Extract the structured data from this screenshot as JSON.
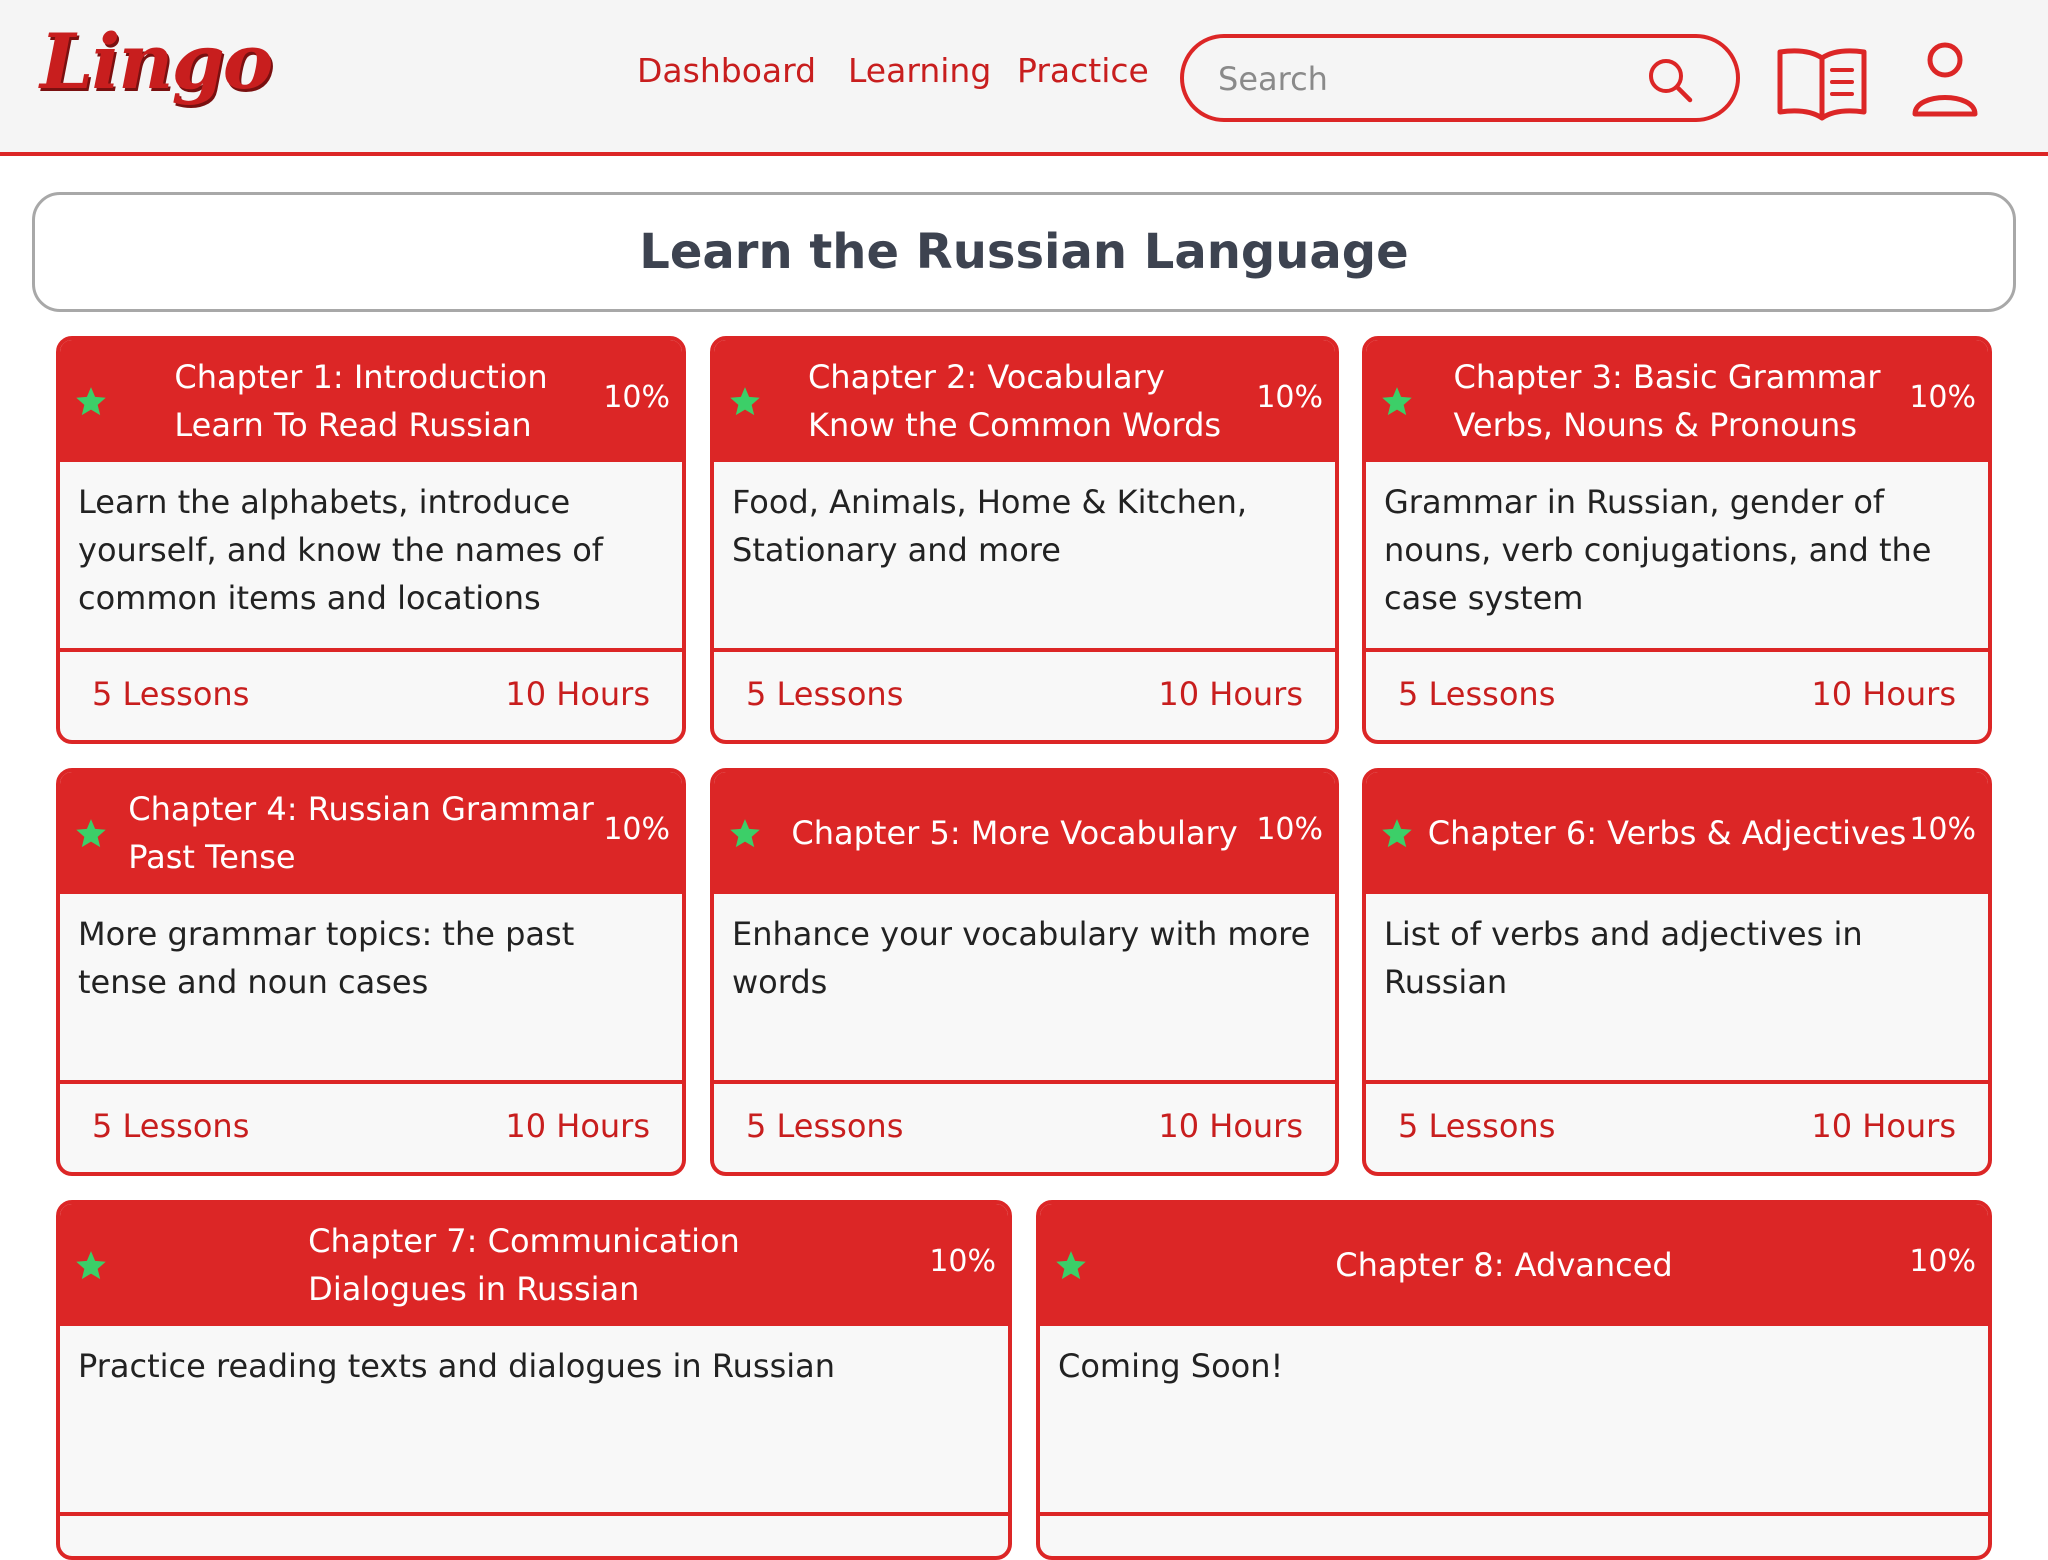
{
  "header": {
    "logo": "Lingo",
    "nav": {
      "dashboard": "Dashboard",
      "learning": "Learning",
      "practice": "Practice"
    },
    "search": {
      "placeholder": "Search",
      "value": ""
    },
    "icons": {
      "search": "search-icon",
      "book": "book-icon",
      "user": "user-icon"
    }
  },
  "page": {
    "title": "Learn the Russian Language"
  },
  "colors": {
    "accent": "#dc2626",
    "star": "#3ccf68",
    "title": "#3d4350"
  },
  "chapters": [
    {
      "title_line1": "Chapter 1: Introduction",
      "title_line2": "Learn To Read Russian",
      "progress": "10%",
      "description": "Learn the alphabets, introduce yourself, and know the names of common items and locations",
      "lessons": "5 Lessons",
      "hours": "10 Hours"
    },
    {
      "title_line1": "Chapter 2: Vocabulary",
      "title_line2": "Know the Common Words",
      "progress": "10%",
      "description": "Food, Animals, Home & Kitchen, Stationary and more",
      "lessons": "5 Lessons",
      "hours": "10 Hours"
    },
    {
      "title_line1": "Chapter 3: Basic Grammar",
      "title_line2": "Verbs, Nouns & Pronouns",
      "progress": "10%",
      "description": "Grammar in Russian, gender of nouns, verb conjugations, and the case system",
      "lessons": "5 Lessons",
      "hours": "10 Hours"
    },
    {
      "title_line1": "Chapter 4: Russian Grammar",
      "title_line2": "Past Tense",
      "progress": "10%",
      "description": "More grammar topics: the past tense and noun cases",
      "lessons": "5 Lessons",
      "hours": "10 Hours"
    },
    {
      "title_line1": "Chapter 5: More Vocabulary",
      "title_line2": "",
      "progress": "10%",
      "description": "Enhance your vocabulary with more words",
      "lessons": "5 Lessons",
      "hours": "10 Hours"
    },
    {
      "title_line1": "Chapter 6: Verbs & Adjectives",
      "title_line2": "",
      "progress": "10%",
      "description": "List of verbs and adjectives in Russian",
      "lessons": "5 Lessons",
      "hours": "10 Hours"
    },
    {
      "title_line1": "Chapter 7: Communication",
      "title_line2": "Dialogues in Russian",
      "progress": "10%",
      "description": "Practice reading texts and dialogues in Russian",
      "lessons": "",
      "hours": ""
    },
    {
      "title_line1": "Chapter 8: Advanced",
      "title_line2": "",
      "progress": "10%",
      "description": "Coming Soon!",
      "lessons": "",
      "hours": ""
    }
  ]
}
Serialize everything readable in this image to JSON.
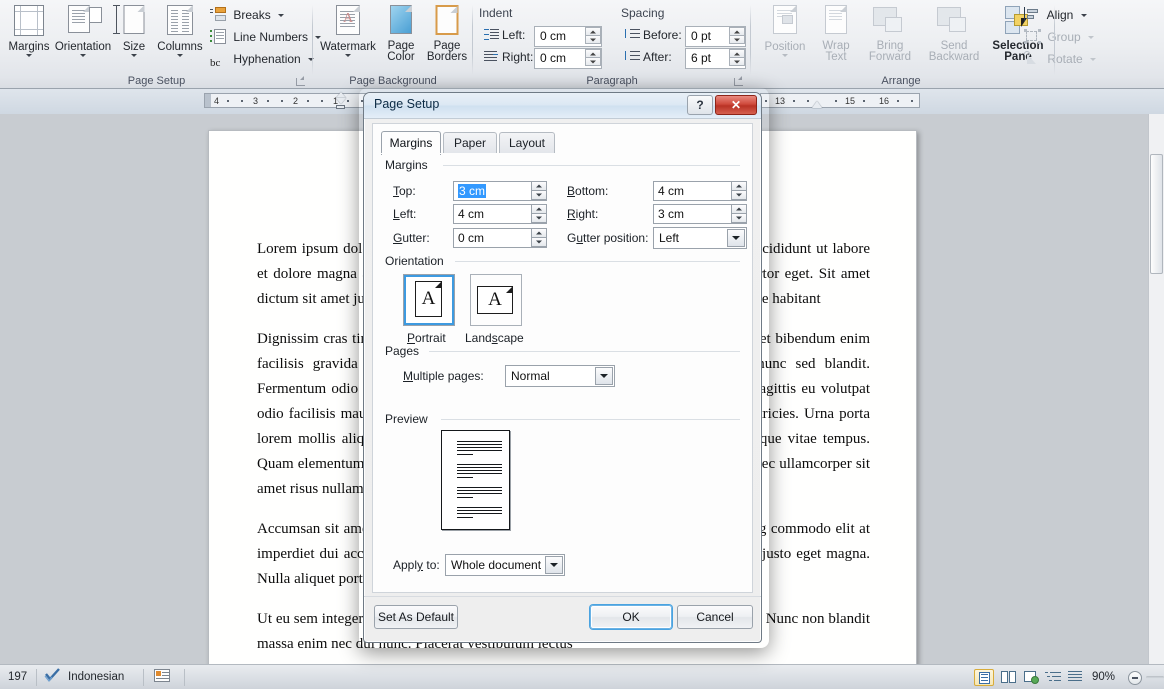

• • •

TASK OBJECTIVE
Quote all the lines above exactly as given. Do not include the pictures.

RESPONSE TO THE TASK
Extract the structured data from this screenshot as JSON.
{
  "header": {
    "logo": "Lingo",
    "nav": {
      "dashboard": "Dashboard",
      "learning": "Learning",
      "practice": "Practice"
    },
    "search": {
      "placeholder": "Search",
      "value": ""
    },
    "icons": {
      "search": "search-icon",
      "book": "book-icon",
      "user": "user-icon"
    }
  },
  "page": {
    "title": "Learn the Russian Language"
  },
  "colors": {
    "accent": "#dc2626",
    "star": "#3ccf68",
    "title": "#3d4350"
  },
  "chapters": [
    {
      "title_line1": "Chapter 1: Introduction",
      "title_line2": "Learn To Read Russian",
      "progress": "10%",
      "description": "Learn the alphabets, introduce yourself, and know the names of common items and locations",
      "lessons": "5 Lessons",
      "hours": "10 Hours"
    },
    {
      "title_line1": "Chapter 2: Vocabulary",
      "title_line2": "Know the Common Words",
      "progress": "10%",
      "description": "Food, Animals, Home & Kitchen, Stationary and more",
      "lessons": "5 Lessons",
      "hours": "10 Hours"
    },
    {
      "title_line1": "Chapter 3: Basic Grammar",
      "title_line2": "Verbs, Nouns & Pronouns",
      "progress": "10%",
      "description": "Grammar in Russian, gender of nouns, verb conjugations, and the case system",
      "lessons": "5 Lessons",
      "hours": "10 Hours"
    },
    {
      "title_line1": "Chapter 4: Russian Grammar",
      "title_line2": "Past Tense",
      "progress": "10%",
      "description": "More grammar topics: the past tense and noun cases",
      "lessons": "5 Lessons",
      "hours": "10 Hours"
    },
    {
      "title_line1": "Chapter 5: More Vocabulary",
      "title_line2": "",
      "progress": "10%",
      "description": "Enhance your vocabulary with more words",
      "lessons": "5 Lessons",
      "hours": "10 Hours"
    },
    {
      "title_line1": "Chapter 6: Verbs & Adjectives",
      "title_line2": "",
      "progress": "10%",
      "description": "List of verbs and adjectives in Russian",
      "lessons": "5 Lessons",
      "hours": "10 Hours"
    },
    {
      "title_line1": "Chapter 7: Communication",
      "title_line2": "Dialogues in Russian",
      "progress": "10%",
      "description": "Practice reading texts and dialogues in Russian",
      "lessons": "",
      "hours": ""
    },
    {
      "title_line1": "Chapter 8: Advanced",
      "title_line2": "",
      "progress": "10%",
      "description": "Coming Soon!",
      "lessons": "",
      "hours": ""
    }
  ]
}
Serialize everything readable in this image to JSON.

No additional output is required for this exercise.